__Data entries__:
_____
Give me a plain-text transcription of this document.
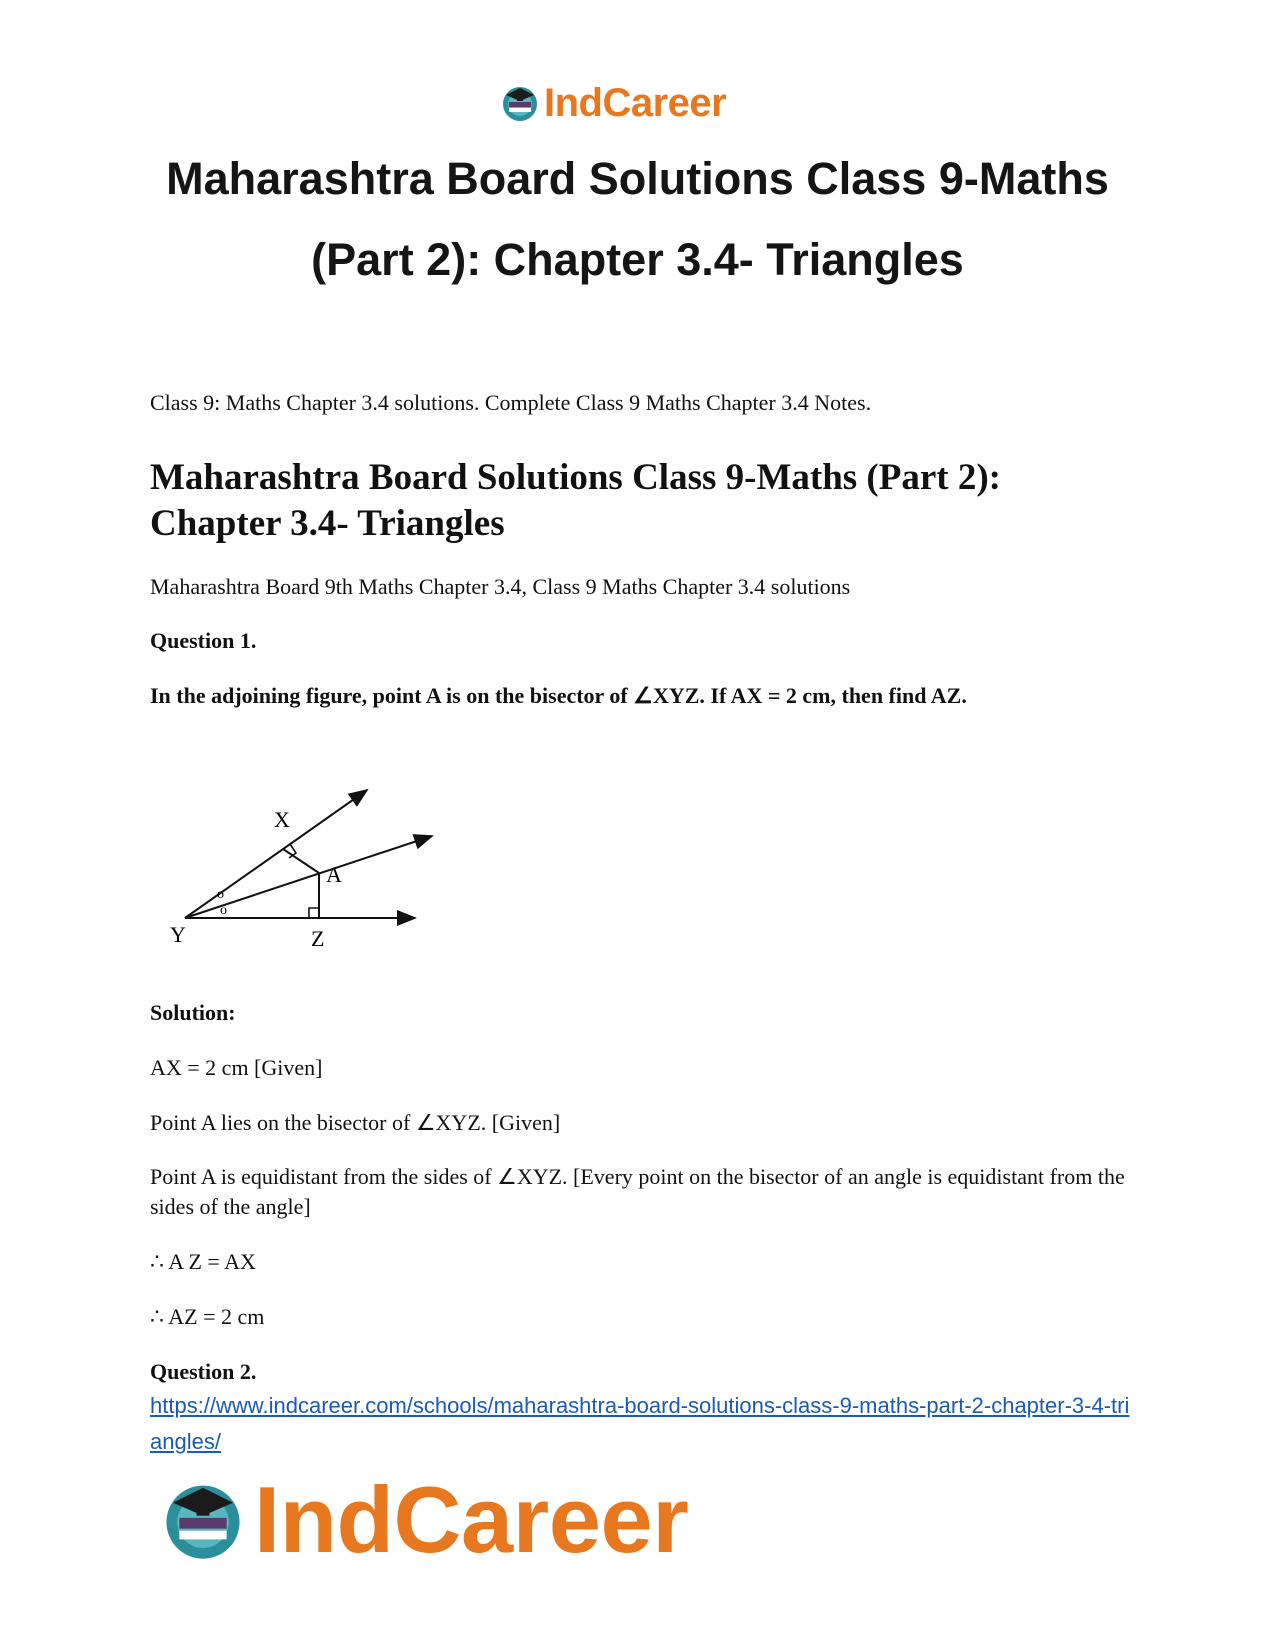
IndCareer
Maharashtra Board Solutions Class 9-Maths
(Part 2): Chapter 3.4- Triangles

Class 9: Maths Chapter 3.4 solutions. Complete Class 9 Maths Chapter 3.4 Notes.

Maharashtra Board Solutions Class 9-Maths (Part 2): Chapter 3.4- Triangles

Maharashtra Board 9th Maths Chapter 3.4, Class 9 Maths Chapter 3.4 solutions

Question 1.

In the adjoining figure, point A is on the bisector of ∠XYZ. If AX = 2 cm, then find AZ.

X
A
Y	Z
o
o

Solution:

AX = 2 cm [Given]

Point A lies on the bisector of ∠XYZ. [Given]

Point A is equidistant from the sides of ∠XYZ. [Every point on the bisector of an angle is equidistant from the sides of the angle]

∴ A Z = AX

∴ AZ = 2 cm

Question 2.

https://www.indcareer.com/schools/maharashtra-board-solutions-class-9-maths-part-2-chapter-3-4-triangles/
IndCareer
_____
__Work required__:
Leave the pictures out and output the rest of the listing exactly.

__The output__:
Give me a plain-text transcription of this document.
IndCareer
Maharashtra Board Solutions Class 9-Maths
(Part 2): Chapter 3.4- Triangles

Class 9: Maths Chapter 3.4 solutions. Complete Class 9 Maths Chapter 3.4 Notes.

Maharashtra Board Solutions Class 9-Maths (Part 2): Chapter 3.4- Triangles

Maharashtra Board 9th Maths Chapter 3.4, Class 9 Maths Chapter 3.4 solutions

Question 1.

In the adjoining figure, point A is on the bisector of ∠XYZ. If AX = 2 cm, then find AZ.

X
A
Y	Z
o
o

Solution:

AX = 2 cm [Given]

Point A lies on the bisector of ∠XYZ. [Given]

Point A is equidistant from the sides of ∠XYZ. [Every point on the bisector of an angle is equidistant from the sides of the angle]

∴ A Z = AX

∴ AZ = 2 cm

Question 2.

https://www.indcareer.com/schools/maharashtra-board-solutions-class-9-maths-part-2-chapter-3-4-triangles/
IndCareer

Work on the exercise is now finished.